» **Information given**
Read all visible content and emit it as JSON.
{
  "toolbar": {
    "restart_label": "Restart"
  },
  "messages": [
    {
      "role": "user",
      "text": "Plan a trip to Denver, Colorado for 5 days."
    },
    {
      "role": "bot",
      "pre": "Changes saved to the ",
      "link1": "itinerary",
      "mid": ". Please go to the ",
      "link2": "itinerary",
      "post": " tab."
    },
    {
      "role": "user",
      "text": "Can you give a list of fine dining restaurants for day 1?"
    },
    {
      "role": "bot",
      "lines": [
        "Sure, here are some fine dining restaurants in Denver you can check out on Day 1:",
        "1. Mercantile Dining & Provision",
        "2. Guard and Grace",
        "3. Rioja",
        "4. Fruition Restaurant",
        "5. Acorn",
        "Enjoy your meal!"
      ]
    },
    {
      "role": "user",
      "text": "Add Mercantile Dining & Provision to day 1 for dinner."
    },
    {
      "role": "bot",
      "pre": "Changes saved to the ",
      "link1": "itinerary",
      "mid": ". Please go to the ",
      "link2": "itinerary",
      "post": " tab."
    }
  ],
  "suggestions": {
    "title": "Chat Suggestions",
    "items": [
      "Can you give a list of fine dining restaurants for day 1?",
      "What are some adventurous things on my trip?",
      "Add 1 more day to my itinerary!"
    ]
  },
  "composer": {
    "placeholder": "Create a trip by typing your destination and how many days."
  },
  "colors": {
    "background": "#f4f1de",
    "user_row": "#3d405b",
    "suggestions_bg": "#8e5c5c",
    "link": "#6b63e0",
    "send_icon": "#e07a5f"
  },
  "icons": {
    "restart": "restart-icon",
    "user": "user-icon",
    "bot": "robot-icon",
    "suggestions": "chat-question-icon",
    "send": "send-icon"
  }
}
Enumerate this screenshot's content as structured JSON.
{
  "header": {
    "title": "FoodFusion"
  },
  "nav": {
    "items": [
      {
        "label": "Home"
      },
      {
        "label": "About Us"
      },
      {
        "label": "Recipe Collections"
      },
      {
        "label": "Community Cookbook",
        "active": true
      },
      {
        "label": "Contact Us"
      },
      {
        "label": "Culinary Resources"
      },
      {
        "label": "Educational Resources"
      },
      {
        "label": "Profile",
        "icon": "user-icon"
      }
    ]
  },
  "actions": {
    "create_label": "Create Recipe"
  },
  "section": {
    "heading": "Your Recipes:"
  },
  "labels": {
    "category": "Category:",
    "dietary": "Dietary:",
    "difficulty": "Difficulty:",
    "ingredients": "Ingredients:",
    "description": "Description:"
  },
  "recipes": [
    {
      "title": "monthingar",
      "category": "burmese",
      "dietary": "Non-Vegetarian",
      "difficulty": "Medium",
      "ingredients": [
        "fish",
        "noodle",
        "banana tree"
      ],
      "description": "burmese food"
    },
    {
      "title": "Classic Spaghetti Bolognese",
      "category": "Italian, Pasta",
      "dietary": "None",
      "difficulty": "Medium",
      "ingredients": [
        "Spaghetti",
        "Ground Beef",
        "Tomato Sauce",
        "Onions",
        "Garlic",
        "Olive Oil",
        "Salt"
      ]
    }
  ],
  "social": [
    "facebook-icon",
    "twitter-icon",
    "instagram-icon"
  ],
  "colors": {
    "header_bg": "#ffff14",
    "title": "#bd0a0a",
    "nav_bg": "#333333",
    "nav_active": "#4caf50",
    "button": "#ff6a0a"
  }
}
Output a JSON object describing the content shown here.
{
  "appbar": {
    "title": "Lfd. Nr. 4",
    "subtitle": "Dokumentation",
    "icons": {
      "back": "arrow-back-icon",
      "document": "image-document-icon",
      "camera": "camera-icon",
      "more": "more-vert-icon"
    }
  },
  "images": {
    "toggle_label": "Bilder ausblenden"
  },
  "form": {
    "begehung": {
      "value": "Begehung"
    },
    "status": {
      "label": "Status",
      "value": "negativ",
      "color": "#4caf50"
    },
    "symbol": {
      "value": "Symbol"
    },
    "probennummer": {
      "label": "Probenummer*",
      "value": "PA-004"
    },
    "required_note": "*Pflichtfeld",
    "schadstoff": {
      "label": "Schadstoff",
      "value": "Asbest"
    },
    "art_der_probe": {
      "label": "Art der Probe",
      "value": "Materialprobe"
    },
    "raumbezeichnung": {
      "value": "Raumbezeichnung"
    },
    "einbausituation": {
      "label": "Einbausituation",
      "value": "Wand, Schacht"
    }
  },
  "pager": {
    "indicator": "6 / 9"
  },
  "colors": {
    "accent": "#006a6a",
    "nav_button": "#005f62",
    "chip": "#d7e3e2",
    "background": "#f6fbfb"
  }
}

» **Exercise**
Reproduce the complete set of lines precisely as supplied.

» **Expected answer**
Read all visible content and emit it as JSON.
{
  "toolbar": {
    "restart_label": "Restart"
  },
  "messages": [
    {
      "role": "user",
      "text": "Plan a trip to Denver, Colorado for 5 days."
    },
    {
      "role": "bot",
      "pre": "Changes saved to the ",
      "link1": "itinerary",
      "mid": ". Please go to the ",
      "link2": "itinerary",
      "post": " tab."
    },
    {
      "role": "user",
      "text": "Can you give a list of fine dining restaurants for day 1?"
    },
    {
      "role": "bot",
      "lines": [
        "Sure, here are some fine dining restaurants in Denver you can check out on Day 1:",
        "1. Mercantile Dining & Provision",
        "2. Guard and Grace",
        "3. Rioja",
        "4. Fruition Restaurant",
        "5. Acorn",
        "Enjoy your meal!"
      ]
    },
    {
      "role": "user",
      "text": "Add Mercantile Dining & Provision to day 1 for dinner."
    },
    {
      "role": "bot",
      "pre": "Changes saved to the ",
      "link1": "itinerary",
      "mid": ". Please go to the ",
      "link2": "itinerary",
      "post": " tab."
    }
  ],
  "suggestions": {
    "title": "Chat Suggestions",
    "items": [
      "Can you give a list of fine dining restaurants for day 1?",
      "What are some adventurous things on my trip?",
      "Add 1 more day to my itinerary!"
    ]
  },
  "composer": {
    "placeholder": "Create a trip by typing your destination and how many days."
  },
  "colors": {
    "background": "#f4f1de",
    "user_row": "#3d405b",
    "suggestions_bg": "#8e5c5c",
    "link": "#6b63e0",
    "send_icon": "#e07a5f"
  },
  "icons": {
    "restart": "restart-icon",
    "user": "user-icon",
    "bot": "robot-icon",
    "suggestions": "chat-question-icon",
    "send": "send-icon"
  }
}
Enumerate this screenshot's content as structured JSON.
{
  "header": {
    "title": "FoodFusion"
  },
  "nav": {
    "items": [
      {
        "label": "Home"
      },
      {
        "label": "About Us"
      },
      {
        "label": "Recipe Collections"
      },
      {
        "label": "Community Cookbook",
        "active": true
      },
      {
        "label": "Contact Us"
      },
      {
        "label": "Culinary Resources"
      },
      {
        "label": "Educational Resources"
      },
      {
        "label": "Profile",
        "icon": "user-icon"
      }
    ]
  },
  "actions": {
    "create_label": "Create Recipe"
  },
  "section": {
    "heading": "Your Recipes:"
  },
  "labels": {
    "category": "Category:",
    "dietary": "Dietary:",
    "difficulty": "Difficulty:",
    "ingredients": "Ingredients:",
    "description": "Description:"
  },
  "recipes": [
    {
      "title": "monthingar",
      "category": "burmese",
      "dietary": "Non-Vegetarian",
      "difficulty": "Medium",
      "ingredients": [
        "fish",
        "noodle",
        "banana tree"
      ],
      "description": "burmese food"
    },
    {
      "title": "Classic Spaghetti Bolognese",
      "category": "Italian, Pasta",
      "dietary": "None",
      "difficulty": "Medium",
      "ingredients": [
        "Spaghetti",
        "Ground Beef",
        "Tomato Sauce",
        "Onions",
        "Garlic",
        "Olive Oil",
        "Salt"
      ]
    }
  ],
  "social": [
    "facebook-icon",
    "twitter-icon",
    "instagram-icon"
  ],
  "colors": {
    "header_bg": "#ffff14",
    "title": "#bd0a0a",
    "nav_bg": "#333333",
    "nav_active": "#4caf50",
    "button": "#ff6a0a"
  }
}
Output a JSON object describing the content shown here.
{
  "appbar": {
    "title": "Lfd. Nr. 4",
    "subtitle": "Dokumentation",
    "icons": {
      "back": "arrow-back-icon",
      "document": "image-document-icon",
      "camera": "camera-icon",
      "more": "more-vert-icon"
    }
  },
  "images": {
    "toggle_label": "Bilder ausblenden"
  },
  "form": {
    "begehung": {
      "value": "Begehung"
    },
    "status": {
      "label": "Status",
      "value": "negativ",
      "color": "#4caf50"
    },
    "symbol": {
      "value": "Symbol"
    },
    "probennummer": {
      "label": "Probenummer*",
      "value": "PA-004"
    },
    "required_note": "*Pflichtfeld",
    "schadstoff": {
      "label": "Schadstoff",
      "value": "Asbest"
    },
    "art_der_probe": {
      "label": "Art der Probe",
      "value": "Materialprobe"
    },
    "raumbezeichnung": {
      "value": "Raumbezeichnung"
    },
    "einbausituation": {
      "label": "Einbausituation",
      "value": "Wand, Schacht"
    }
  },
  "pager": {
    "indicator": "6 / 9"
  },
  "colors": {
    "accent": "#006a6a",
    "nav_button": "#005f62",
    "chip": "#d7e3e2",
    "background": "#f6fbfb"
  }
}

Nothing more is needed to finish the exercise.